YOUR OBJECTIVE:
Every line of the material that follows must be printed again exactly.

╭──

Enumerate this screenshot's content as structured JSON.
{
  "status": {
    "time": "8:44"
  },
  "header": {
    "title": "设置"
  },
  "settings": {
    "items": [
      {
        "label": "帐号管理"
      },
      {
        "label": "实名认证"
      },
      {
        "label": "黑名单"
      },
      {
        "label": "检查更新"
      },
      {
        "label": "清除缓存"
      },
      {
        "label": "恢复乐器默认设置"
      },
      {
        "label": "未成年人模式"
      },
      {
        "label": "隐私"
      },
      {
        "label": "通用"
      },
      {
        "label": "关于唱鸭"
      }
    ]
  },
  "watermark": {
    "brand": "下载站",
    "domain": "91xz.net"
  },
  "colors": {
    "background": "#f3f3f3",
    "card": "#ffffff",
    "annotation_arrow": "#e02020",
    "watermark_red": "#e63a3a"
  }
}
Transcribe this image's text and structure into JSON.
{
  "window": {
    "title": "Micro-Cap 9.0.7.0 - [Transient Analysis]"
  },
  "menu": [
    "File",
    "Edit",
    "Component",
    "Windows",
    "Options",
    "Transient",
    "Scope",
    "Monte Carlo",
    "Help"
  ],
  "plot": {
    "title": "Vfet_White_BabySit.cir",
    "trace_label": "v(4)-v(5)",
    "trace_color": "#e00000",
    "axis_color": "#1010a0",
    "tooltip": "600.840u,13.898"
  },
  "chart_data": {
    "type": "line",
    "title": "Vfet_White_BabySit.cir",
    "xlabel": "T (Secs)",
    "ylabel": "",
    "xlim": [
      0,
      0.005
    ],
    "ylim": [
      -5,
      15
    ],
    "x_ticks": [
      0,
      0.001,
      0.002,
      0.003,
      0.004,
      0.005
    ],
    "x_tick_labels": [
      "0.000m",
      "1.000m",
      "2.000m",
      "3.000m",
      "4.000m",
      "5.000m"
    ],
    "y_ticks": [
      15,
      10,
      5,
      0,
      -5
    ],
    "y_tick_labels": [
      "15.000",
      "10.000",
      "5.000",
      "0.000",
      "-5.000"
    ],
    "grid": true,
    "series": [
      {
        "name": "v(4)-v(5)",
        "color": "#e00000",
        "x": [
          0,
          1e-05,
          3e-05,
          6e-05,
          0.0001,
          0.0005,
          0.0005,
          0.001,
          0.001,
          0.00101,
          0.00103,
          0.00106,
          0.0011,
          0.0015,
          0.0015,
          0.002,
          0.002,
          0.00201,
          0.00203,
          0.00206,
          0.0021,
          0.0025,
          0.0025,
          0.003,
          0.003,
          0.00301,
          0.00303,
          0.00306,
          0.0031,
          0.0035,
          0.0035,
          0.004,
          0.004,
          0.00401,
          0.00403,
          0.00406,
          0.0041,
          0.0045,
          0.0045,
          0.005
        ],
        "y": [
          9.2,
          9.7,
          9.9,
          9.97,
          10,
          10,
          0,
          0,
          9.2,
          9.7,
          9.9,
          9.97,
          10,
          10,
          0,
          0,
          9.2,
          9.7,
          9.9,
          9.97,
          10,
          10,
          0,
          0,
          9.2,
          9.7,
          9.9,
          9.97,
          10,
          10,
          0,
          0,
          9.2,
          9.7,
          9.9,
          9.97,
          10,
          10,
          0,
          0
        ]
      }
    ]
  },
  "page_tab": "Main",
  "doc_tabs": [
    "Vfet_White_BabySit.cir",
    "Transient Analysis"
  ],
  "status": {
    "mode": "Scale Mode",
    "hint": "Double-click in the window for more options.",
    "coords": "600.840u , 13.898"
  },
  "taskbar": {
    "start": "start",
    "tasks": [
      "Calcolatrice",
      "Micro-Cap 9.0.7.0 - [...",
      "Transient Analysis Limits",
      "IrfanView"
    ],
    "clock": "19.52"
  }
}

╰──

EXPECTED ANSWER:
Enumerate this screenshot's content as structured JSON.
{
  "status": {
    "time": "8:44"
  },
  "header": {
    "title": "设置"
  },
  "settings": {
    "items": [
      {
        "label": "帐号管理"
      },
      {
        "label": "实名认证"
      },
      {
        "label": "黑名单"
      },
      {
        "label": "检查更新"
      },
      {
        "label": "清除缓存"
      },
      {
        "label": "恢复乐器默认设置"
      },
      {
        "label": "未成年人模式"
      },
      {
        "label": "隐私"
      },
      {
        "label": "通用"
      },
      {
        "label": "关于唱鸭"
      }
    ]
  },
  "watermark": {
    "brand": "下载站",
    "domain": "91xz.net"
  },
  "colors": {
    "background": "#f3f3f3",
    "card": "#ffffff",
    "annotation_arrow": "#e02020",
    "watermark_red": "#e63a3a"
  }
}
Transcribe this image's text and structure into JSON.
{
  "window": {
    "title": "Micro-Cap 9.0.7.0 - [Transient Analysis]"
  },
  "menu": [
    "File",
    "Edit",
    "Component",
    "Windows",
    "Options",
    "Transient",
    "Scope",
    "Monte Carlo",
    "Help"
  ],
  "plot": {
    "title": "Vfet_White_BabySit.cir",
    "trace_label": "v(4)-v(5)",
    "trace_color": "#e00000",
    "axis_color": "#1010a0",
    "tooltip": "600.840u,13.898"
  },
  "chart_data": {
    "type": "line",
    "title": "Vfet_White_BabySit.cir",
    "xlabel": "T (Secs)",
    "ylabel": "",
    "xlim": [
      0,
      0.005
    ],
    "ylim": [
      -5,
      15
    ],
    "x_ticks": [
      0,
      0.001,
      0.002,
      0.003,
      0.004,
      0.005
    ],
    "x_tick_labels": [
      "0.000m",
      "1.000m",
      "2.000m",
      "3.000m",
      "4.000m",
      "5.000m"
    ],
    "y_ticks": [
      15,
      10,
      5,
      0,
      -5
    ],
    "y_tick_labels": [
      "15.000",
      "10.000",
      "5.000",
      "0.000",
      "-5.000"
    ],
    "grid": true,
    "series": [
      {
        "name": "v(4)-v(5)",
        "color": "#e00000",
        "x": [
          0,
          1e-05,
          3e-05,
          6e-05,
          0.0001,
          0.0005,
          0.0005,
          0.001,
          0.001,
          0.00101,
          0.00103,
          0.00106,
          0.0011,
          0.0015,
          0.0015,
          0.002,
          0.002,
          0.00201,
          0.00203,
          0.00206,
          0.0021,
          0.0025,
          0.0025,
          0.003,
          0.003,
          0.00301,
          0.00303,
          0.00306,
          0.0031,
          0.0035,
          0.0035,
          0.004,
          0.004,
          0.00401,
          0.00403,
          0.00406,
          0.0041,
          0.0045,
          0.0045,
          0.005
        ],
        "y": [
          9.2,
          9.7,
          9.9,
          9.97,
          10,
          10,
          0,
          0,
          9.2,
          9.7,
          9.9,
          9.97,
          10,
          10,
          0,
          0,
          9.2,
          9.7,
          9.9,
          9.97,
          10,
          10,
          0,
          0,
          9.2,
          9.7,
          9.9,
          9.97,
          10,
          10,
          0,
          0,
          9.2,
          9.7,
          9.9,
          9.97,
          10,
          10,
          0,
          0
        ]
      }
    ]
  },
  "page_tab": "Main",
  "doc_tabs": [
    "Vfet_White_BabySit.cir",
    "Transient Analysis"
  ],
  "status": {
    "mode": "Scale Mode",
    "hint": "Double-click in the window for more options.",
    "coords": "600.840u , 13.898"
  },
  "taskbar": {
    "start": "start",
    "tasks": [
      "Calcolatrice",
      "Micro-Cap 9.0.7.0 - [...",
      "Transient Analysis Limits",
      "IrfanView"
    ],
    "clock": "19.52"
  }
}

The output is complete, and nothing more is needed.